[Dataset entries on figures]
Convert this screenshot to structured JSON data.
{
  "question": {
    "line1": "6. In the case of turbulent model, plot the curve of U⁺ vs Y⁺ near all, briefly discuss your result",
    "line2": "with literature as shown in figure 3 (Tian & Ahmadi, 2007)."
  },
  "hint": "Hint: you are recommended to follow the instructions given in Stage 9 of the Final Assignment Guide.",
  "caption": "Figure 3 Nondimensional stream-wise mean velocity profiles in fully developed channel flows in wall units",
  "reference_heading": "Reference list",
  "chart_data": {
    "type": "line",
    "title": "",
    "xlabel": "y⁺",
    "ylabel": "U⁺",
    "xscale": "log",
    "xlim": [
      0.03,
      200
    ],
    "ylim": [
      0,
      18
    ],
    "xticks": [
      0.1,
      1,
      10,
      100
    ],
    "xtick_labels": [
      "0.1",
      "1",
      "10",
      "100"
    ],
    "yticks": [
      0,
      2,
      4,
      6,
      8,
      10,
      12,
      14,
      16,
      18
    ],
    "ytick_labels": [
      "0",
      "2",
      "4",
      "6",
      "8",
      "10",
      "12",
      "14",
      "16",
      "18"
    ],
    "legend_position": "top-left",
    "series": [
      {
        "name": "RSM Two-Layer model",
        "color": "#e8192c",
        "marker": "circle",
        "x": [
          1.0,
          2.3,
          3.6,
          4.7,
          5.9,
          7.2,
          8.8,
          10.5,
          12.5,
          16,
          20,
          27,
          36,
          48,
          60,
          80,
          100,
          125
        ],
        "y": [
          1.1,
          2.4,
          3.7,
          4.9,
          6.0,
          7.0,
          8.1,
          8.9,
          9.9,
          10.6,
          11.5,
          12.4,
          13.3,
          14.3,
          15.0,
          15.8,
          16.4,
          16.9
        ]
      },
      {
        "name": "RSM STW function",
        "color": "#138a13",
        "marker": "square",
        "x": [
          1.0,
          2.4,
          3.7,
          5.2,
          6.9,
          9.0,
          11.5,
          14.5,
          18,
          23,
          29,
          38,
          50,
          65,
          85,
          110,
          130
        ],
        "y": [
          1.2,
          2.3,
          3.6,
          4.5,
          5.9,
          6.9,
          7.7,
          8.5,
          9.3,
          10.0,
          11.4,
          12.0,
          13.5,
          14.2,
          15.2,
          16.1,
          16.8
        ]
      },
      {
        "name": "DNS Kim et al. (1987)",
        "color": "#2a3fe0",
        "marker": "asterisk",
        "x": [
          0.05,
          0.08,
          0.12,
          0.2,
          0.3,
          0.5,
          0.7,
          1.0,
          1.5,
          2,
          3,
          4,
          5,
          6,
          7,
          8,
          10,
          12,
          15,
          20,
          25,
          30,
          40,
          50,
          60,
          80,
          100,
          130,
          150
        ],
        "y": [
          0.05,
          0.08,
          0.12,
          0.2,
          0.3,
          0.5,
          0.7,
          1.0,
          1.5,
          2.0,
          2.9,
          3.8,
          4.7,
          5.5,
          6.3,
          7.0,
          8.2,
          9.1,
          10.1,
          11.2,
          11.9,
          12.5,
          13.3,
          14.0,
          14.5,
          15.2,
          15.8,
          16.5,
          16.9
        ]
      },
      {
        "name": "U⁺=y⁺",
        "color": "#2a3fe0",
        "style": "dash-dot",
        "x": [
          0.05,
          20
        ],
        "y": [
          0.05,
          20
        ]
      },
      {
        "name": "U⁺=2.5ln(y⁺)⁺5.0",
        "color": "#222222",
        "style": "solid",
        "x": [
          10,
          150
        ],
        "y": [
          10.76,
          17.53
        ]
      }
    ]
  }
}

* Requirements:
Retype the whole listing, matching it exactly.

* Written solution:
Convert this screenshot to structured JSON data.
{
  "question": {
    "line1": "6. In the case of turbulent model, plot the curve of U⁺ vs Y⁺ near all, briefly discuss your result",
    "line2": "with literature as shown in figure 3 (Tian & Ahmadi, 2007)."
  },
  "hint": "Hint: you are recommended to follow the instructions given in Stage 9 of the Final Assignment Guide.",
  "caption": "Figure 3 Nondimensional stream-wise mean velocity profiles in fully developed channel flows in wall units",
  "reference_heading": "Reference list",
  "chart_data": {
    "type": "line",
    "title": "",
    "xlabel": "y⁺",
    "ylabel": "U⁺",
    "xscale": "log",
    "xlim": [
      0.03,
      200
    ],
    "ylim": [
      0,
      18
    ],
    "xticks": [
      0.1,
      1,
      10,
      100
    ],
    "xtick_labels": [
      "0.1",
      "1",
      "10",
      "100"
    ],
    "yticks": [
      0,
      2,
      4,
      6,
      8,
      10,
      12,
      14,
      16,
      18
    ],
    "ytick_labels": [
      "0",
      "2",
      "4",
      "6",
      "8",
      "10",
      "12",
      "14",
      "16",
      "18"
    ],
    "legend_position": "top-left",
    "series": [
      {
        "name": "RSM Two-Layer model",
        "color": "#e8192c",
        "marker": "circle",
        "x": [
          1.0,
          2.3,
          3.6,
          4.7,
          5.9,
          7.2,
          8.8,
          10.5,
          12.5,
          16,
          20,
          27,
          36,
          48,
          60,
          80,
          100,
          125
        ],
        "y": [
          1.1,
          2.4,
          3.7,
          4.9,
          6.0,
          7.0,
          8.1,
          8.9,
          9.9,
          10.6,
          11.5,
          12.4,
          13.3,
          14.3,
          15.0,
          15.8,
          16.4,
          16.9
        ]
      },
      {
        "name": "RSM STW function",
        "color": "#138a13",
        "marker": "square",
        "x": [
          1.0,
          2.4,
          3.7,
          5.2,
          6.9,
          9.0,
          11.5,
          14.5,
          18,
          23,
          29,
          38,
          50,
          65,
          85,
          110,
          130
        ],
        "y": [
          1.2,
          2.3,
          3.6,
          4.5,
          5.9,
          6.9,
          7.7,
          8.5,
          9.3,
          10.0,
          11.4,
          12.0,
          13.5,
          14.2,
          15.2,
          16.1,
          16.8
        ]
      },
      {
        "name": "DNS Kim et al. (1987)",
        "color": "#2a3fe0",
        "marker": "asterisk",
        "x": [
          0.05,
          0.08,
          0.12,
          0.2,
          0.3,
          0.5,
          0.7,
          1.0,
          1.5,
          2,
          3,
          4,
          5,
          6,
          7,
          8,
          10,
          12,
          15,
          20,
          25,
          30,
          40,
          50,
          60,
          80,
          100,
          130,
          150
        ],
        "y": [
          0.05,
          0.08,
          0.12,
          0.2,
          0.3,
          0.5,
          0.7,
          1.0,
          1.5,
          2.0,
          2.9,
          3.8,
          4.7,
          5.5,
          6.3,
          7.0,
          8.2,
          9.1,
          10.1,
          11.2,
          11.9,
          12.5,
          13.3,
          14.0,
          14.5,
          15.2,
          15.8,
          16.5,
          16.9
        ]
      },
      {
        "name": "U⁺=y⁺",
        "color": "#2a3fe0",
        "style": "dash-dot",
        "x": [
          0.05,
          20
        ],
        "y": [
          0.05,
          20
        ]
      },
      {
        "name": "U⁺=2.5ln(y⁺)⁺5.0",
        "color": "#222222",
        "style": "solid",
        "x": [
          10,
          150
        ],
        "y": [
          10.76,
          17.53
        ]
      }
    ]
  }
}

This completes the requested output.